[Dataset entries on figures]
- - - - -

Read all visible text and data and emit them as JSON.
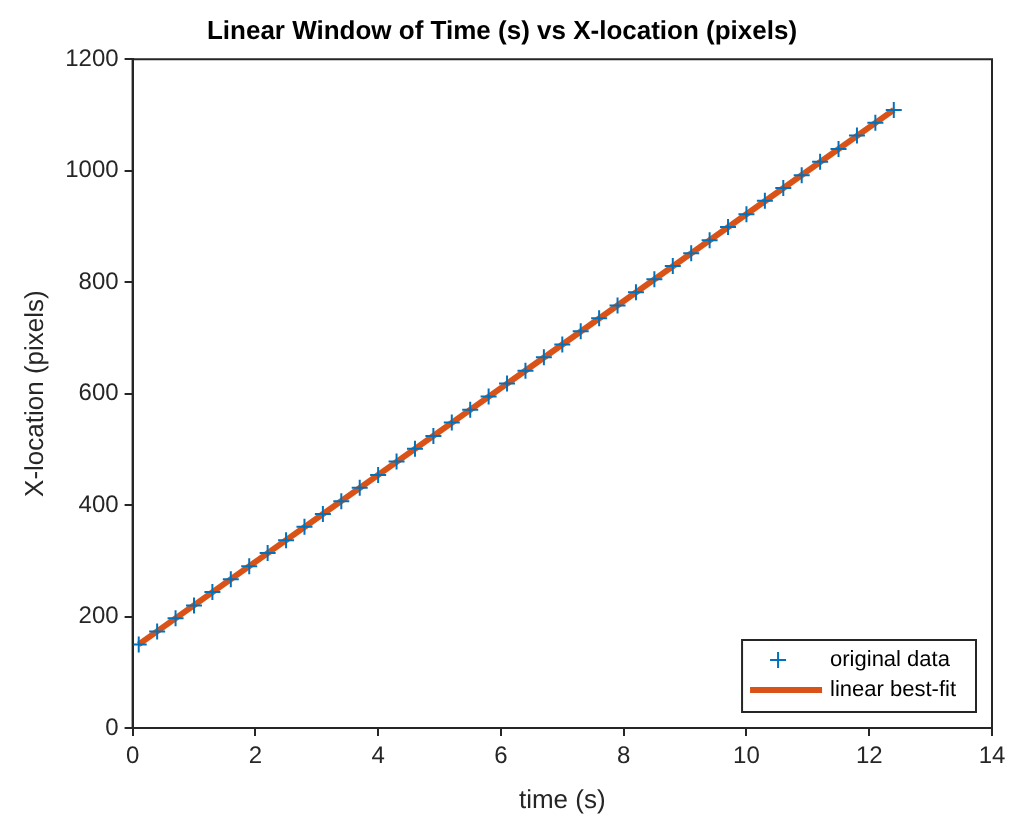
{
  "chart_data": {
    "type": "scatter",
    "title": "Linear Window of Time (s) vs X-location (pixels)",
    "xlabel": "time (s)",
    "ylabel": "X-location (pixels)",
    "xlim": [
      0,
      14
    ],
    "xticks": [
      0,
      2,
      4,
      6,
      8,
      10,
      12,
      14
    ],
    "ylim": [
      0,
      1200
    ],
    "yticks": [
      0,
      200,
      400,
      600,
      800,
      1000,
      1200
    ],
    "grid": false,
    "legend": "bottom right",
    "series": [
      {
        "name": "original data",
        "marker": "cross",
        "color": "#0072bd",
        "x": [
          0.1,
          0.4,
          0.7,
          1.0,
          1.3,
          1.6,
          1.9,
          2.2,
          2.5,
          2.8,
          3.1,
          3.4,
          3.7,
          4.0,
          4.3,
          4.6,
          4.9,
          5.2,
          5.5,
          5.8,
          6.1,
          6.4,
          6.7,
          7.0,
          7.3,
          7.6,
          7.9,
          8.2,
          8.5,
          8.8,
          9.1,
          9.4,
          9.7,
          10.0,
          10.3,
          10.6,
          10.9,
          11.2,
          11.5,
          11.8,
          12.1,
          12.4
        ],
        "values": [
          150,
          173,
          197,
          220,
          244,
          267,
          290,
          314,
          337,
          361,
          384,
          407,
          431,
          454,
          478,
          501,
          524,
          548,
          571,
          595,
          618,
          641,
          665,
          688,
          712,
          735,
          758,
          782,
          805,
          829,
          852,
          875,
          899,
          922,
          946,
          969,
          992,
          1016,
          1039,
          1063,
          1086,
          1109
        ]
      },
      {
        "name": "linear best-fit",
        "type": "line",
        "marker": "none",
        "line_style": "solid",
        "color": "#d95319",
        "x": [
          0.1,
          12.4
        ],
        "values": [
          150,
          1109
        ]
      }
    ]
  }
}
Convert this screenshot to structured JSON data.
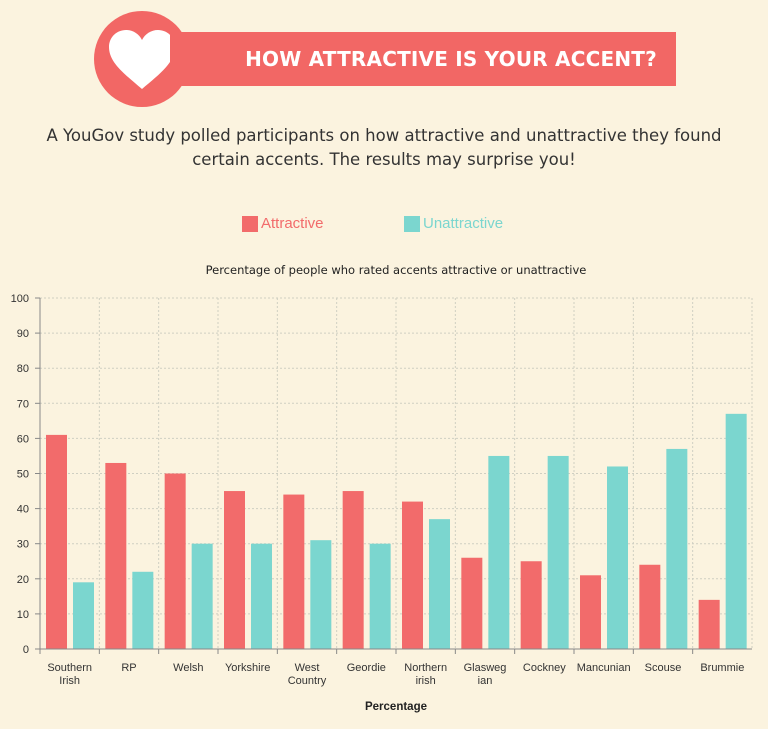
{
  "header": {
    "title": "HOW ATTRACTIVE IS YOUR ACCENT?",
    "intro": "A YouGov study polled participants on how attractive and unattractive they found certain accents. The results may surprise you!"
  },
  "colors": {
    "background": "#fbf3df",
    "accent": "#f26765",
    "attractive": "#f26b6b",
    "unattractive": "#7bd6cf",
    "grid": "#cfcfc2",
    "axis": "#888888",
    "text": "#333333"
  },
  "chart_data": {
    "type": "bar",
    "title": "Percentage of people who rated accents attractive or unattractive",
    "xlabel": "Percentage",
    "ylabel": "",
    "ylim": [
      0,
      100
    ],
    "yticks": [
      "0",
      "10",
      "20",
      "30",
      "40",
      "50",
      "60",
      "70",
      "80",
      "90",
      "100"
    ],
    "grid": true,
    "legend_position": "top",
    "categories": [
      [
        "Southern",
        "Irish"
      ],
      [
        "RP"
      ],
      [
        "Welsh"
      ],
      [
        "Yorkshire"
      ],
      [
        "West",
        "Country"
      ],
      [
        "Geordie"
      ],
      [
        "Northern",
        "irish"
      ],
      [
        "Glasweg",
        "ian"
      ],
      [
        "Cockney"
      ],
      [
        "Mancunian"
      ],
      [
        "Scouse"
      ],
      [
        "Brummie"
      ]
    ],
    "series": [
      {
        "name": "Attractive",
        "values": [
          61,
          53,
          50,
          45,
          44,
          45,
          42,
          26,
          25,
          21,
          24,
          14
        ]
      },
      {
        "name": "Unattractive",
        "values": [
          19,
          22,
          30,
          30,
          31,
          30,
          37,
          55,
          55,
          52,
          57,
          67
        ]
      }
    ]
  }
}
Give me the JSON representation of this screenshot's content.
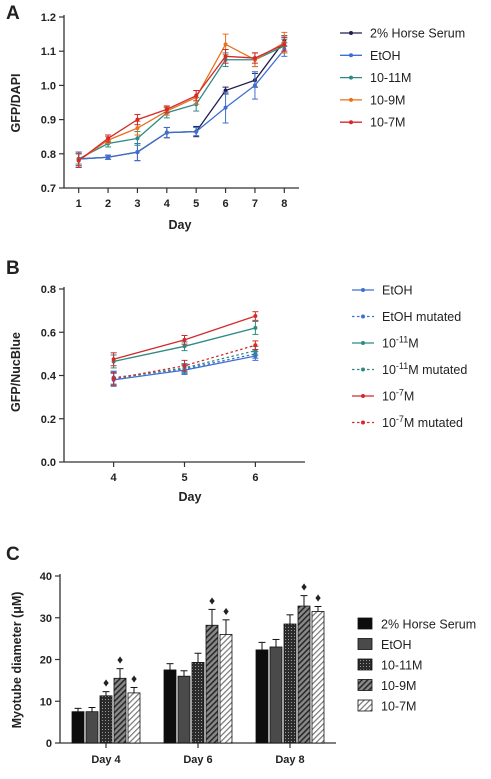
{
  "colors": {
    "horse": "#1f1f4f",
    "etoh": "#3f6fd0",
    "m11": "#2e8b84",
    "m9": "#e8721f",
    "m7": "#d42a2a",
    "marker": "#111111",
    "axis": "#333333"
  },
  "chart_data": [
    {
      "panel": "A",
      "type": "line",
      "title": "",
      "xlabel": "Day",
      "ylabel": "GFP/DAPI",
      "x": [
        1,
        2,
        3,
        4,
        5,
        6,
        7,
        8
      ],
      "xlim": [
        0.5,
        8.5
      ],
      "ylim": [
        0.7,
        1.2
      ],
      "yticks": [
        0.7,
        0.8,
        0.9,
        1.0,
        1.1,
        1.2
      ],
      "ytick_labels": [
        "0.7",
        "0.8",
        "0.9",
        "1.0",
        "1.1",
        "1.2"
      ],
      "xtick_labels": [
        "1",
        "2",
        "3",
        "4",
        "5",
        "6",
        "7",
        "8"
      ],
      "grid": false,
      "legend_position": "right",
      "series": [
        {
          "name": "2% Horse Serum",
          "color_key": "horse",
          "values": [
            0.785,
            0.79,
            0.805,
            0.862,
            0.865,
            0.985,
            1.015,
            1.13
          ],
          "errors": [
            0.02,
            0.006,
            0.025,
            0.015,
            0.015,
            0.01,
            0.02,
            0.015
          ]
        },
        {
          "name": "EtOH",
          "color_key": "etoh",
          "values": [
            0.785,
            0.79,
            0.805,
            0.862,
            0.865,
            0.935,
            1.0,
            1.105
          ],
          "errors": [
            0.02,
            0.006,
            0.025,
            0.015,
            0.012,
            0.045,
            0.04,
            0.02
          ]
        },
        {
          "name": "10-11M",
          "color_key": "m11",
          "values": [
            0.785,
            0.83,
            0.845,
            0.92,
            0.945,
            1.075,
            1.075,
            1.115
          ],
          "errors": [
            0.015,
            0.01,
            0.02,
            0.015,
            0.02,
            0.02,
            0.02,
            0.02
          ]
        },
        {
          "name": "10-9M",
          "color_key": "m9",
          "values": [
            0.78,
            0.84,
            0.875,
            0.925,
            0.965,
            1.12,
            1.075,
            1.125
          ],
          "errors": [
            0.02,
            0.01,
            0.02,
            0.012,
            0.02,
            0.03,
            0.02,
            0.03
          ]
        },
        {
          "name": "10-7M",
          "color_key": "m7",
          "values": [
            0.78,
            0.845,
            0.9,
            0.93,
            0.97,
            1.085,
            1.08,
            1.12
          ],
          "errors": [
            0.02,
            0.01,
            0.015,
            0.01,
            0.015,
            0.02,
            0.015,
            0.02
          ]
        }
      ]
    },
    {
      "panel": "B",
      "type": "line",
      "title": "",
      "xlabel": "Day",
      "ylabel": "GFP/NucBlue",
      "x": [
        4,
        5,
        6
      ],
      "xlim": [
        3.3,
        6.7
      ],
      "ylim": [
        0.0,
        0.8
      ],
      "yticks": [
        0.0,
        0.2,
        0.4,
        0.6,
        0.8
      ],
      "ytick_labels": [
        "0.0",
        "0.2",
        "0.4",
        "0.6",
        "0.8"
      ],
      "xtick_labels": [
        "4",
        "5",
        "6"
      ],
      "grid": false,
      "legend_position": "right",
      "series": [
        {
          "name": "EtOH",
          "color_key": "etoh",
          "dashed": false,
          "values": [
            0.38,
            0.425,
            0.49
          ],
          "errors": [
            0.03,
            0.02,
            0.02
          ]
        },
        {
          "name": "EtOH mutated",
          "color_key": "etoh",
          "dashed": true,
          "values": [
            0.39,
            0.43,
            0.5
          ],
          "errors": [
            0.03,
            0.02,
            0.02
          ]
        },
        {
          "name": "10",
          "sup": "-11",
          "name_suffix": "M",
          "color_key": "m11",
          "dashed": false,
          "values": [
            0.465,
            0.535,
            0.62
          ],
          "errors": [
            0.03,
            0.02,
            0.03
          ]
        },
        {
          "name": "10",
          "sup": "-11",
          "name_suffix": "M mutated",
          "color_key": "m11",
          "dashed": true,
          "values": [
            0.385,
            0.435,
            0.515
          ],
          "errors": [
            0.03,
            0.02,
            0.02
          ]
        },
        {
          "name": "10",
          "sup": "-7",
          "name_suffix": "M",
          "color_key": "m7",
          "dashed": false,
          "values": [
            0.475,
            0.565,
            0.675
          ],
          "errors": [
            0.03,
            0.02,
            0.02
          ]
        },
        {
          "name": "10",
          "sup": "-7",
          "name_suffix": "M mutated",
          "color_key": "m7",
          "dashed": true,
          "values": [
            0.385,
            0.445,
            0.54
          ],
          "errors": [
            0.03,
            0.025,
            0.02
          ]
        }
      ]
    },
    {
      "panel": "C",
      "type": "bar",
      "title": "",
      "xlabel": "",
      "ylabel": "Myotube diameter (μM)",
      "categories": [
        "Day 4",
        "Day 6",
        "Day 8"
      ],
      "ylim": [
        0,
        40
      ],
      "yticks": [
        0,
        10,
        20,
        30,
        40
      ],
      "ytick_labels": [
        "0",
        "10",
        "20",
        "30",
        "40"
      ],
      "grid": false,
      "legend_position": "right",
      "significance_marker": "♦",
      "series": [
        {
          "name": "2% Horse Serum",
          "fill": "solid-black",
          "values": [
            7.5,
            17.5,
            22.3
          ],
          "errors": [
            0.8,
            1.5,
            1.8
          ],
          "significant": [
            false,
            false,
            false
          ]
        },
        {
          "name": "EtOH",
          "fill": "solid-dark-gray",
          "values": [
            7.5,
            16.0,
            23.0
          ],
          "errors": [
            1.0,
            1.3,
            1.8
          ],
          "significant": [
            false,
            false,
            false
          ]
        },
        {
          "name": "10-11M",
          "fill": "dark-speckle",
          "values": [
            11.3,
            19.3,
            28.5
          ],
          "errors": [
            1.0,
            2.2,
            2.2
          ],
          "significant": [
            true,
            false,
            false
          ]
        },
        {
          "name": "10-9M",
          "fill": "hatch-gray",
          "values": [
            15.5,
            28.2,
            32.8
          ],
          "errors": [
            2.3,
            3.8,
            2.5
          ],
          "significant": [
            true,
            true,
            true
          ]
        },
        {
          "name": "10-7M",
          "fill": "hatch-light",
          "values": [
            12.0,
            26.0,
            31.5
          ],
          "errors": [
            1.3,
            3.5,
            1.2
          ],
          "significant": [
            true,
            true,
            true
          ]
        }
      ]
    }
  ]
}
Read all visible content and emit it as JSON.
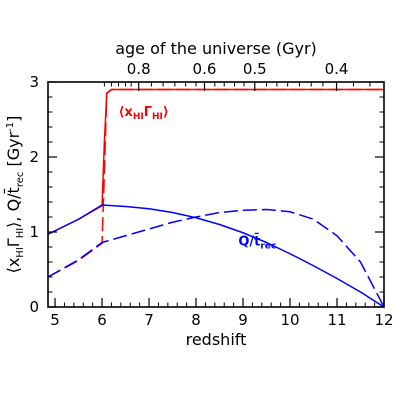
{
  "chart_data": {
    "type": "line",
    "xlabel": "redshift",
    "x2label": "age of the universe (Gyr)",
    "ylabel_parts": [
      "⟨x",
      "HI",
      "Γ",
      "HI",
      "⟩,  Q/",
      "t̄",
      "rec",
      "  [Gyr",
      "-1",
      "]"
    ],
    "xlim": [
      4.85,
      12
    ],
    "ylim": [
      0,
      3
    ],
    "x_ticks": [
      5,
      6,
      7,
      8,
      9,
      10,
      11,
      12
    ],
    "y_ticks": [
      0,
      1,
      2,
      3
    ],
    "top_ticks": [
      {
        "label": "0.8",
        "z": 6.78
      },
      {
        "label": "0.6",
        "z": 8.18
      },
      {
        "label": "0.5",
        "z": 9.25
      },
      {
        "label": "0.4",
        "z": 10.99
      }
    ],
    "annotations": {
      "red": {
        "parts": [
          "⟨x",
          "HI",
          "Γ",
          "HI",
          "⟩"
        ],
        "color": "#ff0000"
      },
      "blue": {
        "parts": [
          "Q/",
          "t̄",
          "rec"
        ],
        "color": "#0000ff"
      }
    },
    "series": [
      {
        "color": "#ff0000",
        "style": "solid",
        "x": [
          4.85,
          5.5,
          6.0,
          6.05,
          6.1,
          6.2,
          7,
          8,
          9,
          10,
          11,
          12
        ],
        "y": [
          0.97,
          1.17,
          1.35,
          2.2,
          2.85,
          2.9,
          2.9,
          2.9,
          2.9,
          2.9,
          2.9,
          2.9
        ]
      },
      {
        "color": "#ff0000",
        "style": "dashed",
        "x": [
          4.85,
          5.5,
          6.0,
          6.05,
          6.1,
          6.2,
          7,
          8,
          9,
          10,
          11,
          12
        ],
        "y": [
          0.4,
          0.62,
          0.85,
          1.8,
          2.85,
          2.9,
          2.9,
          2.9,
          2.9,
          2.9,
          2.9,
          2.9
        ]
      },
      {
        "color": "#0000ff",
        "style": "solid",
        "x": [
          4.85,
          5.5,
          6.0,
          6.5,
          7,
          7.5,
          8,
          8.5,
          9,
          9.5,
          10,
          10.5,
          11,
          11.5,
          12
        ],
        "y": [
          0.97,
          1.17,
          1.36,
          1.34,
          1.31,
          1.26,
          1.19,
          1.1,
          0.99,
          0.86,
          0.71,
          0.55,
          0.38,
          0.2,
          0.0
        ]
      },
      {
        "color": "#0000ff",
        "style": "dashed",
        "x": [
          4.85,
          5.5,
          6.0,
          6.5,
          7,
          7.5,
          8,
          8.5,
          9,
          9.5,
          10,
          10.5,
          11,
          11.5,
          12
        ],
        "y": [
          0.4,
          0.63,
          0.86,
          0.95,
          1.04,
          1.13,
          1.2,
          1.26,
          1.29,
          1.3,
          1.27,
          1.17,
          0.95,
          0.6,
          0.0
        ]
      }
    ]
  }
}
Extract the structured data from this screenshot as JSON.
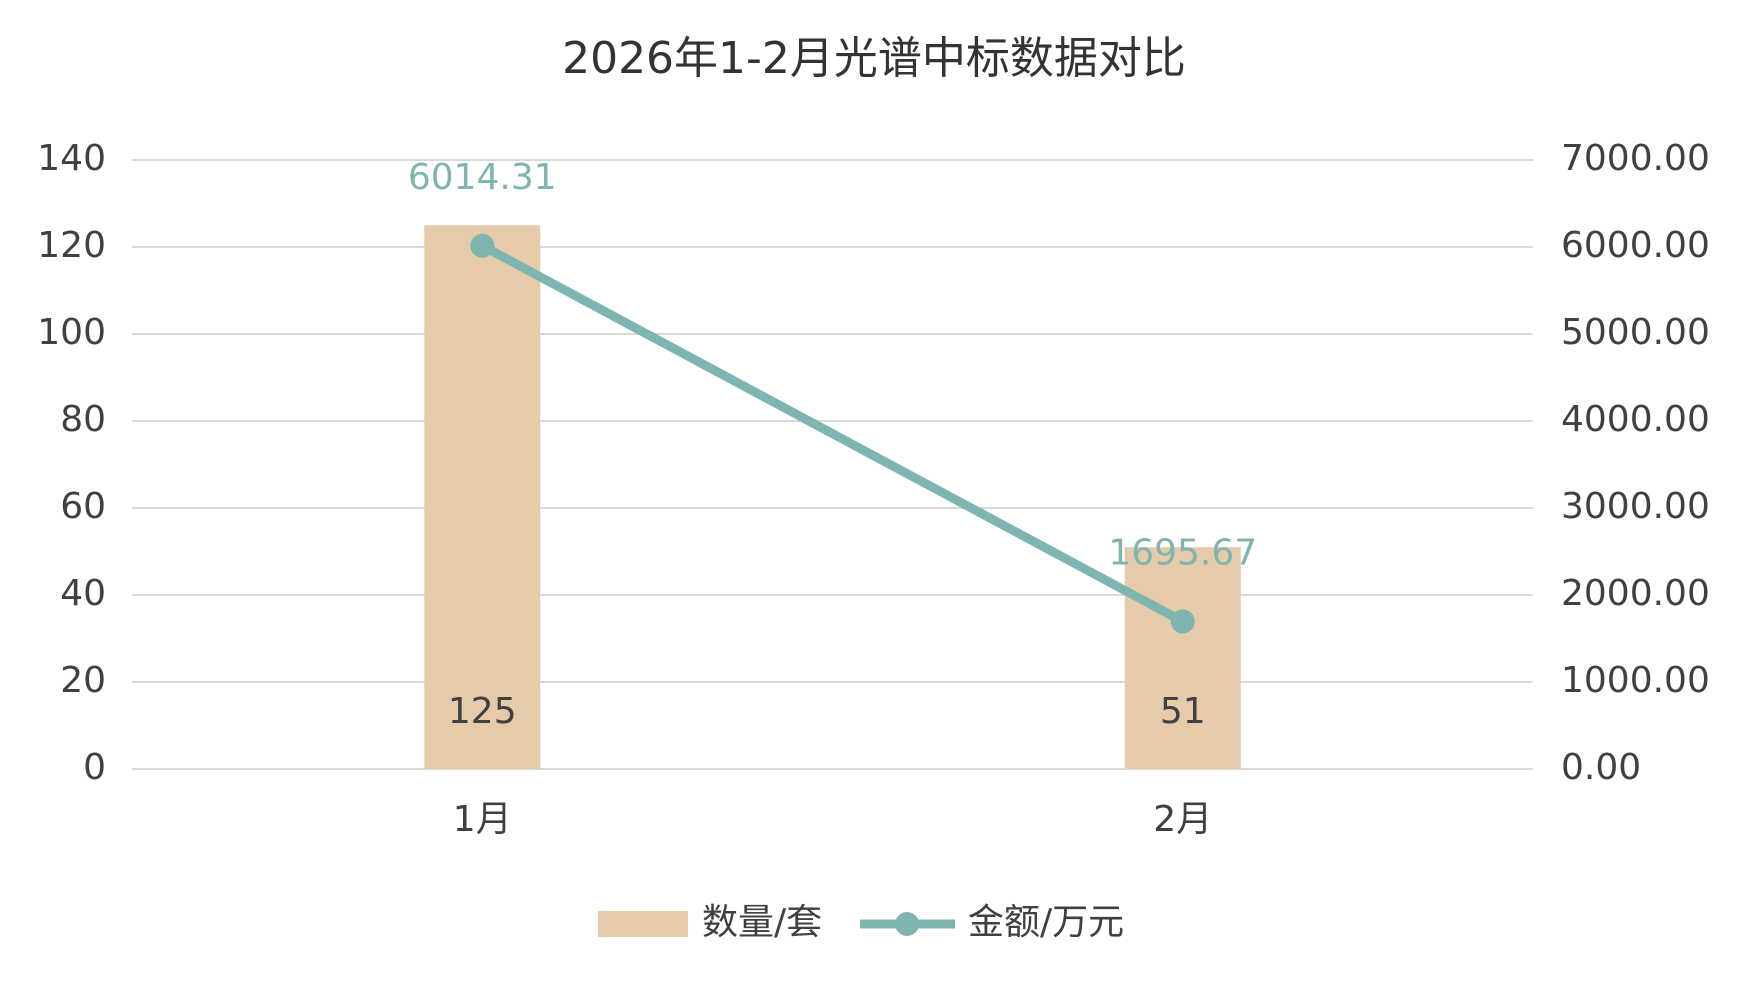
{
  "chart_data": {
    "type": "combo",
    "title": "2026年1-2月光谱中标数据对比",
    "categories": [
      "1月",
      "2月"
    ],
    "series": [
      {
        "name": "数量/套",
        "type": "bar",
        "color": "#e5cbaa",
        "values": [
          125,
          51
        ],
        "label_color": "#404040"
      },
      {
        "name": "金额/万元",
        "type": "line",
        "color": "#7fb5b0",
        "axis": "y2",
        "values": [
          6014.31,
          1695.67
        ],
        "label_color": "#7fb5b0"
      }
    ],
    "ylim": [
      0,
      140
    ],
    "yticks": [
      0,
      20,
      40,
      60,
      80,
      100,
      120,
      140
    ],
    "y2lim": [
      0,
      7000
    ],
    "y2ticks": [
      {
        "value": 0,
        "label": "0.00"
      },
      {
        "value": 1000,
        "label": "1000.00"
      },
      {
        "value": 2000,
        "label": "2000.00"
      },
      {
        "value": 3000,
        "label": "3000.00"
      },
      {
        "value": 4000,
        "label": "4000.00"
      },
      {
        "value": 5000,
        "label": "5000.00"
      },
      {
        "value": 6000,
        "label": "6000.00"
      },
      {
        "value": 7000,
        "label": "7000.00"
      }
    ],
    "grid": true,
    "legend": "bottom"
  }
}
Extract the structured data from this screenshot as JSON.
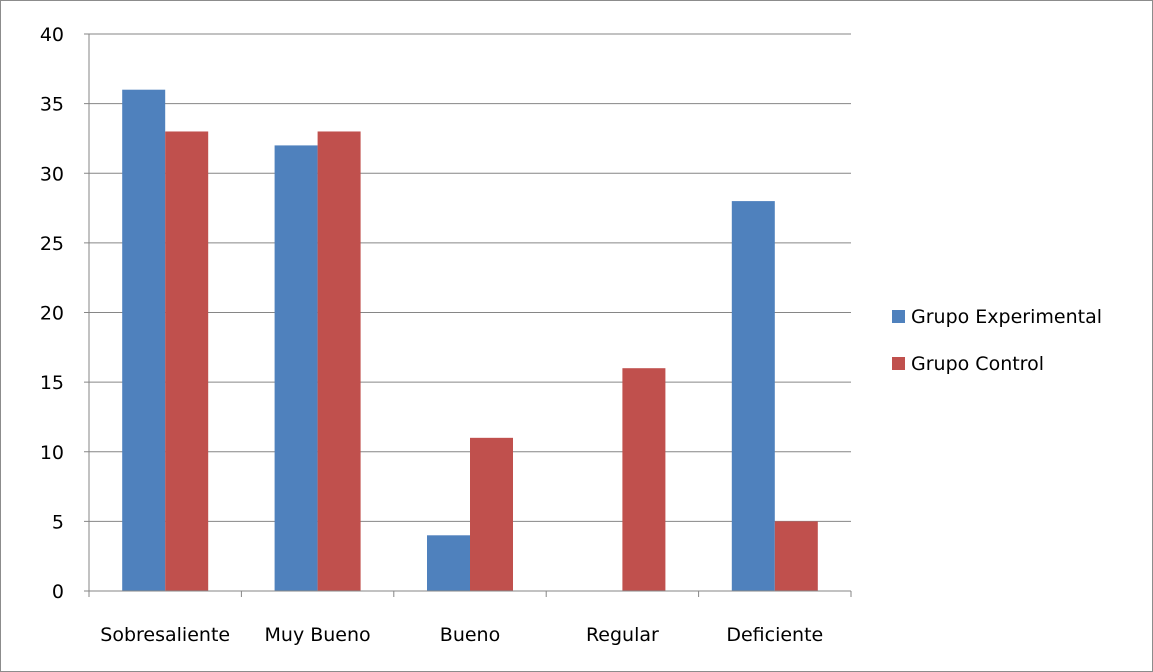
{
  "chart_data": {
    "type": "bar",
    "categories": [
      "Sobresaliente",
      "Muy Bueno",
      "Bueno",
      "Regular",
      "Deficiente"
    ],
    "series": [
      {
        "name": "Grupo Experimental",
        "values": [
          36,
          32,
          4,
          0,
          28
        ],
        "color": "#4F81BD"
      },
      {
        "name": "Grupo Control",
        "values": [
          33,
          33,
          11,
          16,
          5
        ],
        "color": "#C0504D"
      }
    ],
    "title": "",
    "xlabel": "",
    "ylabel": "",
    "ylim": [
      0,
      40
    ],
    "yticks": [
      0,
      5,
      10,
      15,
      20,
      25,
      30,
      35,
      40
    ],
    "grid": true,
    "legend_position": "right",
    "gridline_color": "#868686"
  }
}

- - - - -

Aim of the task => Your task is to collect every line above that contains the word "screenshot".

Solved exercise =>
Convert this screenshot to structured JSON data.
Give me the JSON representation of this screenshot's content.
Extract the structured data from this screenshot as JSON.
Extract the structured data from this screenshot as JSON.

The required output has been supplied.